• [Task statement] Check every line below for the word "plash" and copy each one that has it.

+++ Records for this task +++

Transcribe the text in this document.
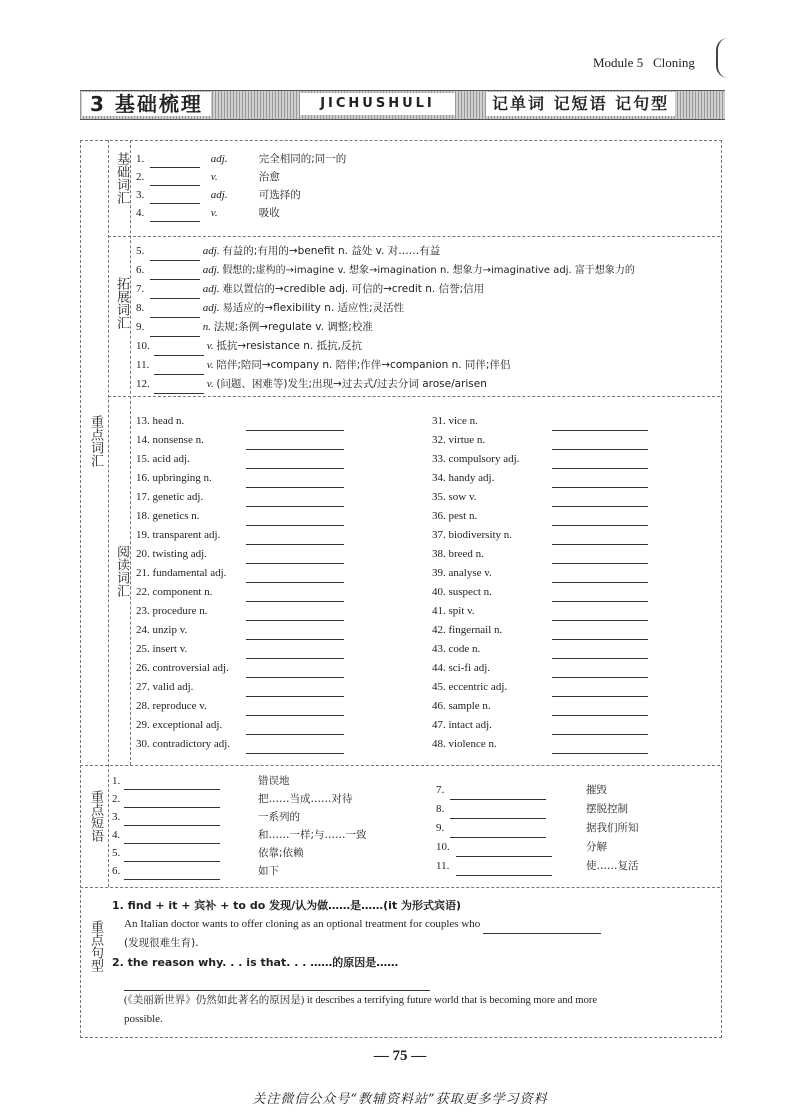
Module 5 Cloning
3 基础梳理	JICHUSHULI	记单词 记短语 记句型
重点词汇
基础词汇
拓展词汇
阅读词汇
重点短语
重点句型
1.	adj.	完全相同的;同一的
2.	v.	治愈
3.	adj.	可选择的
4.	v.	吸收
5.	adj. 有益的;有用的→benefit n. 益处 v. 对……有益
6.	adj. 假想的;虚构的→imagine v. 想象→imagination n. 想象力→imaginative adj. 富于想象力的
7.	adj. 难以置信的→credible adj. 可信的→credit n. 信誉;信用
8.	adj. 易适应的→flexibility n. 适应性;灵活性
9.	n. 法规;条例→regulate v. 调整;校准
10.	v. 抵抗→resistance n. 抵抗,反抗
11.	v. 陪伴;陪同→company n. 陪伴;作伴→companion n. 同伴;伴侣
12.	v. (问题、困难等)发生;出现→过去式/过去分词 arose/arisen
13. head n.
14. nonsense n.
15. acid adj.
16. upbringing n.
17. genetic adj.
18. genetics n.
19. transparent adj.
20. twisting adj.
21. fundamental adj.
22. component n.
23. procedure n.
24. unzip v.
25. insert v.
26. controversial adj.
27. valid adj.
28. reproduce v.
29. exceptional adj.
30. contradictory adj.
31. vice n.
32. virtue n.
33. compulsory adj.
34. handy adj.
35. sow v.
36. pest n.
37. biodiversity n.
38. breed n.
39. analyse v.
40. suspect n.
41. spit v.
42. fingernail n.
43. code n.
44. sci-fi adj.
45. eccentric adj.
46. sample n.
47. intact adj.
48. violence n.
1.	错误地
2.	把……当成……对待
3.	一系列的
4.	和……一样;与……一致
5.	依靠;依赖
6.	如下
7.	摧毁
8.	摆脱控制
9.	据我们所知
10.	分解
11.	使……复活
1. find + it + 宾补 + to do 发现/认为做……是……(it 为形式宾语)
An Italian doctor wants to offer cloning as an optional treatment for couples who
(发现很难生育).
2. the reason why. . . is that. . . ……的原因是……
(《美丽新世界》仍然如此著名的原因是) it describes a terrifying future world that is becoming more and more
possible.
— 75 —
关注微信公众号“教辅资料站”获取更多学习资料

+++
+++ Records for this task +++

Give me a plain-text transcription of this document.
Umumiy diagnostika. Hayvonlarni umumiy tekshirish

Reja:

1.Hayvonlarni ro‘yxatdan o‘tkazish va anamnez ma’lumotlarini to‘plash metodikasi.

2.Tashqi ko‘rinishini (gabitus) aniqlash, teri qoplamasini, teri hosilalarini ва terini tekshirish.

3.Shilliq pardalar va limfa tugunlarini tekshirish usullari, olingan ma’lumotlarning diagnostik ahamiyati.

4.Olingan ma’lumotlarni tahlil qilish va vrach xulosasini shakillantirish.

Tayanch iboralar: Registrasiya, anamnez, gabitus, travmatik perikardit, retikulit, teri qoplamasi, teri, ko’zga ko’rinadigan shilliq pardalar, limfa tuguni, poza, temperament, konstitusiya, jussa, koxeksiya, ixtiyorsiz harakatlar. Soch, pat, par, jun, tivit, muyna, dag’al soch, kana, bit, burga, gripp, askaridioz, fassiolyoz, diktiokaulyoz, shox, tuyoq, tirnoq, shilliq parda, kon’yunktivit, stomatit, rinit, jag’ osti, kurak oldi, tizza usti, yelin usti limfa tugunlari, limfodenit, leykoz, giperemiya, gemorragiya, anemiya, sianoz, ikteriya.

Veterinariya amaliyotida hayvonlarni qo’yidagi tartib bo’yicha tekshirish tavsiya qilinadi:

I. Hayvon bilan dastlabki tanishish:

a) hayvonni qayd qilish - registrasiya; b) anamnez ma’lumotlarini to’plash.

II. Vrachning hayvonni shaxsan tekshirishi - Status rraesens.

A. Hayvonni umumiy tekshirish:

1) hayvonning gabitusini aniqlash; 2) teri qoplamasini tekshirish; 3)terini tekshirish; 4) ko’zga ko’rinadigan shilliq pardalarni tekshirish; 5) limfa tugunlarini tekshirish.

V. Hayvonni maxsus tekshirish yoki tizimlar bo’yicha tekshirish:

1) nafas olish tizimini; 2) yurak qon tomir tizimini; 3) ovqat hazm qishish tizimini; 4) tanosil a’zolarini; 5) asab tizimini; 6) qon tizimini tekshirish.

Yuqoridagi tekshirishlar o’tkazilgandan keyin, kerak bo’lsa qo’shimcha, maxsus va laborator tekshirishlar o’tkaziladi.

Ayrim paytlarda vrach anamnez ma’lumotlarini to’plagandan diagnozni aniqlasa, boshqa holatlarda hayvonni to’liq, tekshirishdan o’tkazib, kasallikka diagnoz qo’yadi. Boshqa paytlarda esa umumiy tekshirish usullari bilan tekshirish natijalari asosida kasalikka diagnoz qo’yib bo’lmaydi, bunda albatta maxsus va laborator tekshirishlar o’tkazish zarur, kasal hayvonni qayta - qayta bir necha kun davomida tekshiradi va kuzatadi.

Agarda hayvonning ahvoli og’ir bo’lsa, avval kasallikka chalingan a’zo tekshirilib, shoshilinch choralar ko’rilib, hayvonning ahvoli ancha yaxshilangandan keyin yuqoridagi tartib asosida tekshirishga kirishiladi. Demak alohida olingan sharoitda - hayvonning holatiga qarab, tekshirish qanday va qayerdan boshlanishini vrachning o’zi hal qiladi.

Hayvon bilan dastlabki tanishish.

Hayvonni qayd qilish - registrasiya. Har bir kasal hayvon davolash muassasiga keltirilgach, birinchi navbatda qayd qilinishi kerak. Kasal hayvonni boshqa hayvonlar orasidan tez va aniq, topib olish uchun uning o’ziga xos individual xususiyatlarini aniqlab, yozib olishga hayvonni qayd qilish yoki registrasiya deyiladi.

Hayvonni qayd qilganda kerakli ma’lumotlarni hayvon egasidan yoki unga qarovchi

+++
+++ Records for this task +++

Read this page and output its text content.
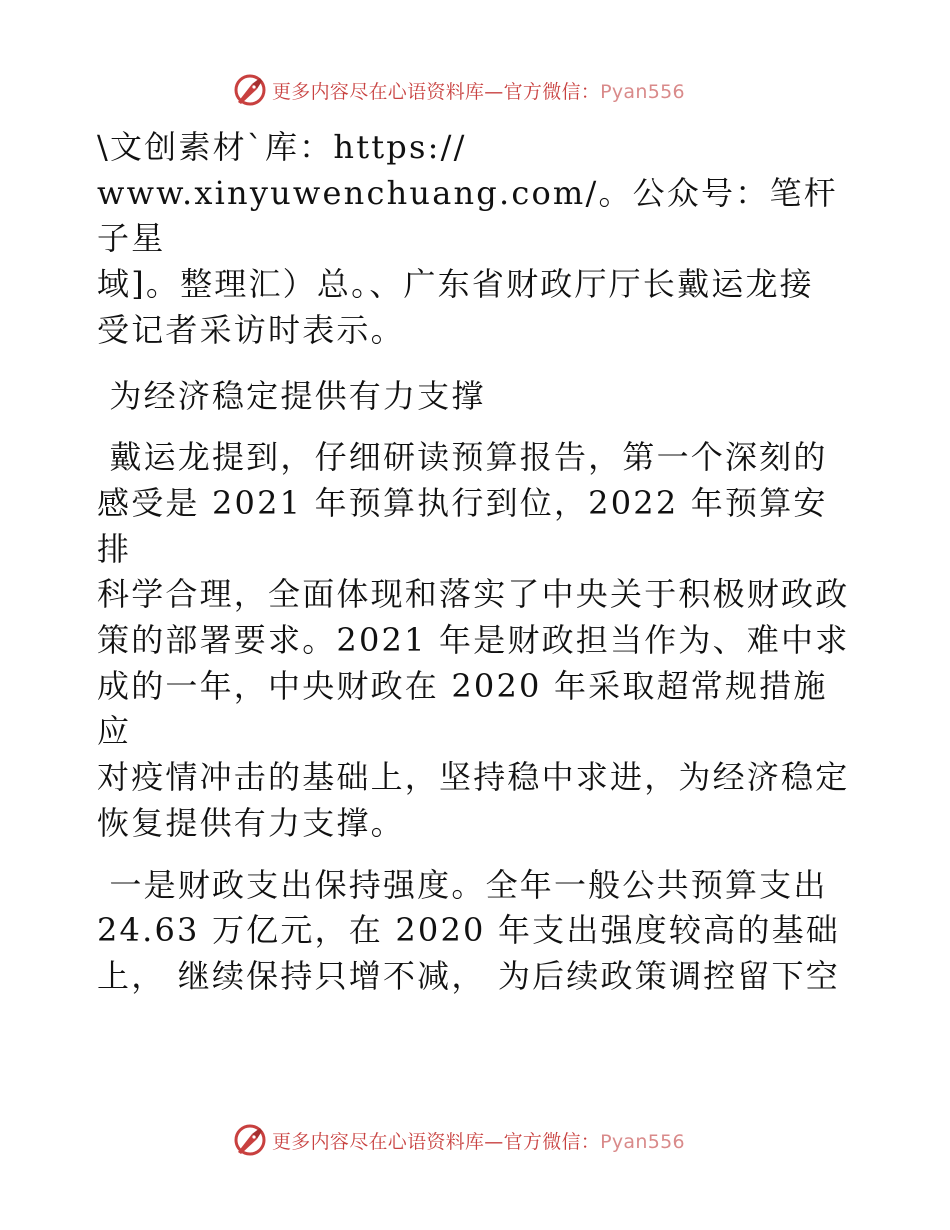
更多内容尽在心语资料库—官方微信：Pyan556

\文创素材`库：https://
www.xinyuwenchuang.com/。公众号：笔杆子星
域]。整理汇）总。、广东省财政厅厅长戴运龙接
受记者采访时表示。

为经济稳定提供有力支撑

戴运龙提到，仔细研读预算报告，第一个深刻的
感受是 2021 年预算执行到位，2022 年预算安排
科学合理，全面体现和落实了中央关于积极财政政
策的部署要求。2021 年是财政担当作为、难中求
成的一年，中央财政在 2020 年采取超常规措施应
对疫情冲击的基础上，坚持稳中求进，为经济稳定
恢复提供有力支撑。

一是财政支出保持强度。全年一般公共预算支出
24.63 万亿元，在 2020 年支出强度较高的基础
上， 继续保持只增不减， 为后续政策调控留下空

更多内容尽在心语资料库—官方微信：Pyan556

+++

• [Solved problem]
1.Hayvonlarni ro‘yxatdan o‘tkazish va anamnez ma’lumotlarini to‘plash metodikasi.
a) hayvonni qayd qilish - registrasiya; b) anamnez ma’lumotlarini to’plash.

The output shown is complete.